[Chart and figure data]
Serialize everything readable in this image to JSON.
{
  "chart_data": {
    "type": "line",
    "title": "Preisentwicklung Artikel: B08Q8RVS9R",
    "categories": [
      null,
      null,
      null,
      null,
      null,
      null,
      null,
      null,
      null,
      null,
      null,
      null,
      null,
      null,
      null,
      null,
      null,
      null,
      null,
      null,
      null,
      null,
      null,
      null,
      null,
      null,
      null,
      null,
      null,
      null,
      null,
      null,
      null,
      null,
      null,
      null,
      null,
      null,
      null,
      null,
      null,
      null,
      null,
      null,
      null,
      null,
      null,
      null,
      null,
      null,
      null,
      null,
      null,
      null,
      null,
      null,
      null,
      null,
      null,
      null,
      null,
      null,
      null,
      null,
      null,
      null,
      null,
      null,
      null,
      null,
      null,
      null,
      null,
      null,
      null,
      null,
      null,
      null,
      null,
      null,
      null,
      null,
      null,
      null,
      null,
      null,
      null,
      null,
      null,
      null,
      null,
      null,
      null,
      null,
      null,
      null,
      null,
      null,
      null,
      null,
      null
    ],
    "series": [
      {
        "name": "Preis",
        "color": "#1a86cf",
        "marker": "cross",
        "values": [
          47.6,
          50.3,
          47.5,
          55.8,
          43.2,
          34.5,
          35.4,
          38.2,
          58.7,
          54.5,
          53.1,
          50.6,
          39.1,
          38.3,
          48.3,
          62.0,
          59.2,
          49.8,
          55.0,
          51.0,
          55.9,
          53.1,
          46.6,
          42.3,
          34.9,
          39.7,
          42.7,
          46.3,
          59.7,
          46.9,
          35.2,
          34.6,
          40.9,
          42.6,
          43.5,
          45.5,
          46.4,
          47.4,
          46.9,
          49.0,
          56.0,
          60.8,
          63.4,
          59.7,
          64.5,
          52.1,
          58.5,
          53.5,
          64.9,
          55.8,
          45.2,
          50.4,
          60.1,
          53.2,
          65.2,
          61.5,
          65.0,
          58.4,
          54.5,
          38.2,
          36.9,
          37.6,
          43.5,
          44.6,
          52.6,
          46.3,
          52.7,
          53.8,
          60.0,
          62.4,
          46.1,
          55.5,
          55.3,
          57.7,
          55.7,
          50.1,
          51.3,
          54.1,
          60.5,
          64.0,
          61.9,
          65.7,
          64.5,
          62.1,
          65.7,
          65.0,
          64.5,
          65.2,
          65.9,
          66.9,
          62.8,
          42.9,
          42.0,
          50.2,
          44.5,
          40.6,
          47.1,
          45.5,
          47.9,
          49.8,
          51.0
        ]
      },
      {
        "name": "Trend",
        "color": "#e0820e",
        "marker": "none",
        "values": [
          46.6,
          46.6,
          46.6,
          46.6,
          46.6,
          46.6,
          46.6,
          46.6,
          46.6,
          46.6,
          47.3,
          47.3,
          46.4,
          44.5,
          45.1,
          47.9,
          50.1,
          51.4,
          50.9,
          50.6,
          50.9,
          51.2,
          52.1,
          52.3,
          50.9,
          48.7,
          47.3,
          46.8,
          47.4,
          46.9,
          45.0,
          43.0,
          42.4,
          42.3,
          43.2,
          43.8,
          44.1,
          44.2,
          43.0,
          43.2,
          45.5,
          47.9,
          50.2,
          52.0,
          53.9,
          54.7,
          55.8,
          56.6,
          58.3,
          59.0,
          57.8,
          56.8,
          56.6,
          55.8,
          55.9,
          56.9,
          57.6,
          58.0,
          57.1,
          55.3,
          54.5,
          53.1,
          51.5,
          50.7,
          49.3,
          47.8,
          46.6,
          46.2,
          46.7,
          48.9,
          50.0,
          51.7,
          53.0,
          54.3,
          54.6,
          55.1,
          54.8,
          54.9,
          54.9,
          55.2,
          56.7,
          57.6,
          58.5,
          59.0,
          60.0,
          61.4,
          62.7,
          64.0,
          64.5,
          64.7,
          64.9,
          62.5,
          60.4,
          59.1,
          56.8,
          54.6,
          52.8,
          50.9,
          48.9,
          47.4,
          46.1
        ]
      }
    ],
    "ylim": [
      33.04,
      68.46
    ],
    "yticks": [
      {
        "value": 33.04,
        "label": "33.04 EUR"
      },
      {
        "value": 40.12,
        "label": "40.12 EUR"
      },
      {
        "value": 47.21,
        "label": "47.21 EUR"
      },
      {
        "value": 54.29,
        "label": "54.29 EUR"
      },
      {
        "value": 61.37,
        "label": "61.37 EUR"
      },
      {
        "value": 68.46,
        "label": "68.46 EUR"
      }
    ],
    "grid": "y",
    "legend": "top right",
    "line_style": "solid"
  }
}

Given request:
Repeat every line of the records above exactly.

Response for this exercise:
Serialize everything readable in this image to JSON.
{
  "chart_data": {
    "type": "line",
    "title": "Preisentwicklung Artikel: B08Q8RVS9R",
    "categories": [
      null,
      null,
      null,
      null,
      null,
      null,
      null,
      null,
      null,
      null,
      null,
      null,
      null,
      null,
      null,
      null,
      null,
      null,
      null,
      null,
      null,
      null,
      null,
      null,
      null,
      null,
      null,
      null,
      null,
      null,
      null,
      null,
      null,
      null,
      null,
      null,
      null,
      null,
      null,
      null,
      null,
      null,
      null,
      null,
      null,
      null,
      null,
      null,
      null,
      null,
      null,
      null,
      null,
      null,
      null,
      null,
      null,
      null,
      null,
      null,
      null,
      null,
      null,
      null,
      null,
      null,
      null,
      null,
      null,
      null,
      null,
      null,
      null,
      null,
      null,
      null,
      null,
      null,
      null,
      null,
      null,
      null,
      null,
      null,
      null,
      null,
      null,
      null,
      null,
      null,
      null,
      null,
      null,
      null,
      null,
      null,
      null,
      null,
      null,
      null,
      null
    ],
    "series": [
      {
        "name": "Preis",
        "color": "#1a86cf",
        "marker": "cross",
        "values": [
          47.6,
          50.3,
          47.5,
          55.8,
          43.2,
          34.5,
          35.4,
          38.2,
          58.7,
          54.5,
          53.1,
          50.6,
          39.1,
          38.3,
          48.3,
          62.0,
          59.2,
          49.8,
          55.0,
          51.0,
          55.9,
          53.1,
          46.6,
          42.3,
          34.9,
          39.7,
          42.7,
          46.3,
          59.7,
          46.9,
          35.2,
          34.6,
          40.9,
          42.6,
          43.5,
          45.5,
          46.4,
          47.4,
          46.9,
          49.0,
          56.0,
          60.8,
          63.4,
          59.7,
          64.5,
          52.1,
          58.5,
          53.5,
          64.9,
          55.8,
          45.2,
          50.4,
          60.1,
          53.2,
          65.2,
          61.5,
          65.0,
          58.4,
          54.5,
          38.2,
          36.9,
          37.6,
          43.5,
          44.6,
          52.6,
          46.3,
          52.7,
          53.8,
          60.0,
          62.4,
          46.1,
          55.5,
          55.3,
          57.7,
          55.7,
          50.1,
          51.3,
          54.1,
          60.5,
          64.0,
          61.9,
          65.7,
          64.5,
          62.1,
          65.7,
          65.0,
          64.5,
          65.2,
          65.9,
          66.9,
          62.8,
          42.9,
          42.0,
          50.2,
          44.5,
          40.6,
          47.1,
          45.5,
          47.9,
          49.8,
          51.0
        ]
      },
      {
        "name": "Trend",
        "color": "#e0820e",
        "marker": "none",
        "values": [
          46.6,
          46.6,
          46.6,
          46.6,
          46.6,
          46.6,
          46.6,
          46.6,
          46.6,
          46.6,
          47.3,
          47.3,
          46.4,
          44.5,
          45.1,
          47.9,
          50.1,
          51.4,
          50.9,
          50.6,
          50.9,
          51.2,
          52.1,
          52.3,
          50.9,
          48.7,
          47.3,
          46.8,
          47.4,
          46.9,
          45.0,
          43.0,
          42.4,
          42.3,
          43.2,
          43.8,
          44.1,
          44.2,
          43.0,
          43.2,
          45.5,
          47.9,
          50.2,
          52.0,
          53.9,
          54.7,
          55.8,
          56.6,
          58.3,
          59.0,
          57.8,
          56.8,
          56.6,
          55.8,
          55.9,
          56.9,
          57.6,
          58.0,
          57.1,
          55.3,
          54.5,
          53.1,
          51.5,
          50.7,
          49.3,
          47.8,
          46.6,
          46.2,
          46.7,
          48.9,
          50.0,
          51.7,
          53.0,
          54.3,
          54.6,
          55.1,
          54.8,
          54.9,
          54.9,
          55.2,
          56.7,
          57.6,
          58.5,
          59.0,
          60.0,
          61.4,
          62.7,
          64.0,
          64.5,
          64.7,
          64.9,
          62.5,
          60.4,
          59.1,
          56.8,
          54.6,
          52.8,
          50.9,
          48.9,
          47.4,
          46.1
        ]
      }
    ],
    "ylim": [
      33.04,
      68.46
    ],
    "yticks": [
      {
        "value": 33.04,
        "label": "33.04 EUR"
      },
      {
        "value": 40.12,
        "label": "40.12 EUR"
      },
      {
        "value": 47.21,
        "label": "47.21 EUR"
      },
      {
        "value": 54.29,
        "label": "54.29 EUR"
      },
      {
        "value": 61.37,
        "label": "61.37 EUR"
      },
      {
        "value": 68.46,
        "label": "68.46 EUR"
      }
    ],
    "grid": "y",
    "legend": "top right",
    "line_style": "solid"
  }
}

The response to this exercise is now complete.